- GIVEN PROBLEM A:
Using the passage below on the Vatican and anti-LGBTQ campaigns, decide whether each statement agrees with it. Answer yes or no for each, and quote the deciding words of the passage. (i) The Catechism regards the sexual acts of LGBTQ persons as "intrinsically disordered" because they do not lead to procreation. (ii) On his 2015 African tour, Francis spoke out against the killings of LGBTQ individuals. (iii) The 2003 Considerations were written by Cardinal Joseph Ratzinger.

- PAGE EXCERPT:
━━━
The human rights community applauded the Vatican statement, and it seemed that the Vatican had successfully deflected responsibility for anti-LGBTQ movements in African countries onto U.S. conservative evangelicals, who had strongly influenced Uganda’s bill. All the while, however, the Church was endorsing similar anti-LGBTQ campaigns led by U.S.-based Catholic groups such C-FAM and HLI.
The 2009 statement followed the Catechism of the Roman Catholic Church (the official Roman Catholic doctrine), which acknowledges the existence of same-gender loving people “through the centuries.”40 While the Catechism views LGBTQ persons as deserving of respect and compassion,41 it also views their sexual acts as “intrinsically disordered,” since they do not lead to procreation, and holds that, “Under no circumstances can they be approved.”42
Other Vatican writings, such as the 2003 Considerations written by Cardinal Joseph Ratzinger (later Pope Benedict), call on Roman Catholic politicians to oppose same-sex unions and the adoption of children by same-sex couples, and to protect “young people [from] erroneous ideas about sexuality and marriage that would deprive them of their necessary defenses and contribute to the spread of the phenomenon.”
Thus the Vatican, like the Christian Right, justifies the creation of new anti-LGBTQ and anti-abortion legislation by presenting gender and sexual minorities as threats to traditional family values, providing a rationale for discrimination and violence against them. Notably, since becoming pope in 2013, Francis has been silent on discrimination against African LGBTQ people. On his 2015 African tour, for example, he condemned corruption and demonstrated solidarity with Muslims in the Central African Republic, but said nothing about the killings and human rights violations against LGBTQ individuals across the continent.
━━━
- PROVIDED RECORDS:
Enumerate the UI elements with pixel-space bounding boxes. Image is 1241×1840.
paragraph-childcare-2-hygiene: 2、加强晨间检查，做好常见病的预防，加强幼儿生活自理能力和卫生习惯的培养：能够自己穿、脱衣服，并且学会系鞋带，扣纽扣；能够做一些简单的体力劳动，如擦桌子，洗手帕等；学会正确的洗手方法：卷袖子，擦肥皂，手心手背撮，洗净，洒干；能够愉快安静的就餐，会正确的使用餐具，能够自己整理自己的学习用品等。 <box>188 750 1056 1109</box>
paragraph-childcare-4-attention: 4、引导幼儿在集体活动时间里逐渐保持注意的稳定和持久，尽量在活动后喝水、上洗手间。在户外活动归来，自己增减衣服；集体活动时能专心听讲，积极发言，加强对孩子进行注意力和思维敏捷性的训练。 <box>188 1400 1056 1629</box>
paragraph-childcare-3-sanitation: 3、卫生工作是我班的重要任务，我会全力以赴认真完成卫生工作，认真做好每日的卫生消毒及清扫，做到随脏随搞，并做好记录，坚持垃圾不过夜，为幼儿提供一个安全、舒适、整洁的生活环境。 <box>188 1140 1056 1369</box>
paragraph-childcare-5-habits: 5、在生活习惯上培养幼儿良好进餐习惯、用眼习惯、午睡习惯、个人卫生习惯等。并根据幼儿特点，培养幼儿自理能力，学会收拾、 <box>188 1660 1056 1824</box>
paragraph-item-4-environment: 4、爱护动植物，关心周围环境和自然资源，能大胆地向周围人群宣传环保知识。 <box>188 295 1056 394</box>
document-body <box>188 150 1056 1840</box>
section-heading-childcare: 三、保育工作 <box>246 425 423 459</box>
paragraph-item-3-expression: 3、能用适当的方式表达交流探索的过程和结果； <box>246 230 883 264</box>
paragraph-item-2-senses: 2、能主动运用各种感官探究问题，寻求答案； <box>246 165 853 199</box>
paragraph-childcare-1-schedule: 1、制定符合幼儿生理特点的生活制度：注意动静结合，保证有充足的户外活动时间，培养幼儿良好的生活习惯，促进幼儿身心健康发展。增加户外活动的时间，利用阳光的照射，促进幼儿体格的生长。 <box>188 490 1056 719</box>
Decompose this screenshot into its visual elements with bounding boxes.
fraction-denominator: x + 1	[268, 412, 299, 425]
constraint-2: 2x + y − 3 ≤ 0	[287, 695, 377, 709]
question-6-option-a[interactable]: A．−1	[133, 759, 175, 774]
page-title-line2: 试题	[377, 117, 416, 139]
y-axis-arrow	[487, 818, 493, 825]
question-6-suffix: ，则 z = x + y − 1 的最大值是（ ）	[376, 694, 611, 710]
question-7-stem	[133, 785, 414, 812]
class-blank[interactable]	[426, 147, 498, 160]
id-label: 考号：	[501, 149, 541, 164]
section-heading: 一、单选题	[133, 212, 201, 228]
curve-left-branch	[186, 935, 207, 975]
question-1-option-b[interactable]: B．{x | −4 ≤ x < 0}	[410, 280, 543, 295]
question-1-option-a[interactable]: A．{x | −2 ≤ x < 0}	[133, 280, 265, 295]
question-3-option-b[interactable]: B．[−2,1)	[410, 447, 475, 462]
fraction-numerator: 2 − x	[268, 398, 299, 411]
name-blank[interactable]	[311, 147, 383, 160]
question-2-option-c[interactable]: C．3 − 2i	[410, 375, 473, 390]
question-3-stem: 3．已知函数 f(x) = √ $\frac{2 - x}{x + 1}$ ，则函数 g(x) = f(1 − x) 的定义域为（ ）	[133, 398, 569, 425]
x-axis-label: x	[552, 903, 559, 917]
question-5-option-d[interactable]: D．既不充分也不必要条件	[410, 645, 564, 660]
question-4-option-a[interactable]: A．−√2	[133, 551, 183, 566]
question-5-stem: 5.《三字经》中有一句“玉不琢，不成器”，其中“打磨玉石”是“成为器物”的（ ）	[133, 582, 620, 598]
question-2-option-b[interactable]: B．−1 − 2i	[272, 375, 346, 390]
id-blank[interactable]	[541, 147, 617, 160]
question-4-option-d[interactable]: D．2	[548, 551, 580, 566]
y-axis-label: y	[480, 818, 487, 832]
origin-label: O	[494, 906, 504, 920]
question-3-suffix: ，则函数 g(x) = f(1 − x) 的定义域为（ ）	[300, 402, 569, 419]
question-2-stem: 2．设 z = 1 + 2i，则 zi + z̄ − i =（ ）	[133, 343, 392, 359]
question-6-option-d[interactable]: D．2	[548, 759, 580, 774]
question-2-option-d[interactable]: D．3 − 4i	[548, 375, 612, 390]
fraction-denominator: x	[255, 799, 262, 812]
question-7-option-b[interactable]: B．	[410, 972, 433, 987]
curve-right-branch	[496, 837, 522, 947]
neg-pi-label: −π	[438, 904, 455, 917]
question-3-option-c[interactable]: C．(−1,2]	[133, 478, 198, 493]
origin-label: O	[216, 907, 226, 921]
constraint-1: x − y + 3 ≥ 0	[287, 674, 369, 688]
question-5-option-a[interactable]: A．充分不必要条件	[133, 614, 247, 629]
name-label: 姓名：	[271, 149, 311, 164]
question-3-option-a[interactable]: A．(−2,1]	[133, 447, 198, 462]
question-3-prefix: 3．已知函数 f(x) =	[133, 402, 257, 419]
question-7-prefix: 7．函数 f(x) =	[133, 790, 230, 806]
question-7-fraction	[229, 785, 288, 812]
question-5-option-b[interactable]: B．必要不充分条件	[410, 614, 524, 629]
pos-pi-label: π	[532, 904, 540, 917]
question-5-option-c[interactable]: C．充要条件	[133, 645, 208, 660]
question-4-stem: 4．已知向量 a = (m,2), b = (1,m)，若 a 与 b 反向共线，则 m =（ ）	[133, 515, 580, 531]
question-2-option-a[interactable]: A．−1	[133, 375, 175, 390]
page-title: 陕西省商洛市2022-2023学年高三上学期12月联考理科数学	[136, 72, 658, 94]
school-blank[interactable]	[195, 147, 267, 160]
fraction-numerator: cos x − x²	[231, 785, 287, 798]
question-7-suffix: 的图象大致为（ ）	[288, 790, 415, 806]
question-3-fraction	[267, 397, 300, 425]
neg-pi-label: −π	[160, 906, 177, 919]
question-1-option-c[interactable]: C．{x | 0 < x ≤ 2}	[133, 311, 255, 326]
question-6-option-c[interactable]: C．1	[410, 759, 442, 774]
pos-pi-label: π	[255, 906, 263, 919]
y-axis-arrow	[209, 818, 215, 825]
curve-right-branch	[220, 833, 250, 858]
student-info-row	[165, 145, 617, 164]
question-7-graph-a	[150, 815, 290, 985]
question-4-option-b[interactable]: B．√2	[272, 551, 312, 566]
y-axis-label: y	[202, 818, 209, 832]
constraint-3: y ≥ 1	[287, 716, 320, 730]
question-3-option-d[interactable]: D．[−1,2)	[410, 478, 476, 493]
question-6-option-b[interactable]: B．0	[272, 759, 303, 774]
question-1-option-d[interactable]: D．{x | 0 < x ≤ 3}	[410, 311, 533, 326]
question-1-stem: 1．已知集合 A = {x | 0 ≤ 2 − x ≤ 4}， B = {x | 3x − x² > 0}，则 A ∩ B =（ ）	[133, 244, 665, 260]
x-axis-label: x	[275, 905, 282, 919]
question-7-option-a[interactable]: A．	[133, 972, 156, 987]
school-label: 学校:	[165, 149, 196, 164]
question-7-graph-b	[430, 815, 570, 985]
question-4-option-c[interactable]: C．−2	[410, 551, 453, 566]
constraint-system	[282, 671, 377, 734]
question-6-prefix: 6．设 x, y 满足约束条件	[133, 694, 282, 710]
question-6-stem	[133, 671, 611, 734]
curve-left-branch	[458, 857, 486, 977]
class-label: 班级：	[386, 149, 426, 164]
━━━
- GIVEN PROBLEM B:
Echo the records word for word. Begin at their first line and stop after the line that contains "750 1056 1109</box>". Include both of those lines.

- FINAL RESULT A:
(i) Yes: "it also views their sexual acts as “intrinsically disordered,” since they do not lead to procreation"
(ii) No: "but said nothing about the killings and human rights violations against LGBTQ individuals across the continent"
(iii) Yes: "the 2003 Considerations written by Cardinal Joseph Ratzinger (later Pope Benedict)"

- FINAL RESULT B:
Enumerate the UI elements with pixel-space bounding boxes. Image is 1241×1840.
paragraph-childcare-2-hygiene: 2、加强晨间检查，做好常见病的预防，加强幼儿生活自理能力和卫生习惯的培养：能够自己穿、脱衣服，并且学会系鞋带，扣纽扣；能够做一些简单的体力劳动，如擦桌子，洗手帕等；学会正确的洗手方法：卷袖子，擦肥皂，手心手背撮，洗净，洒干；能够愉快安静的就餐，会正确的使用餐具，能够自己整理自己的学习用品等。 <box>188 750 1056 1109</box>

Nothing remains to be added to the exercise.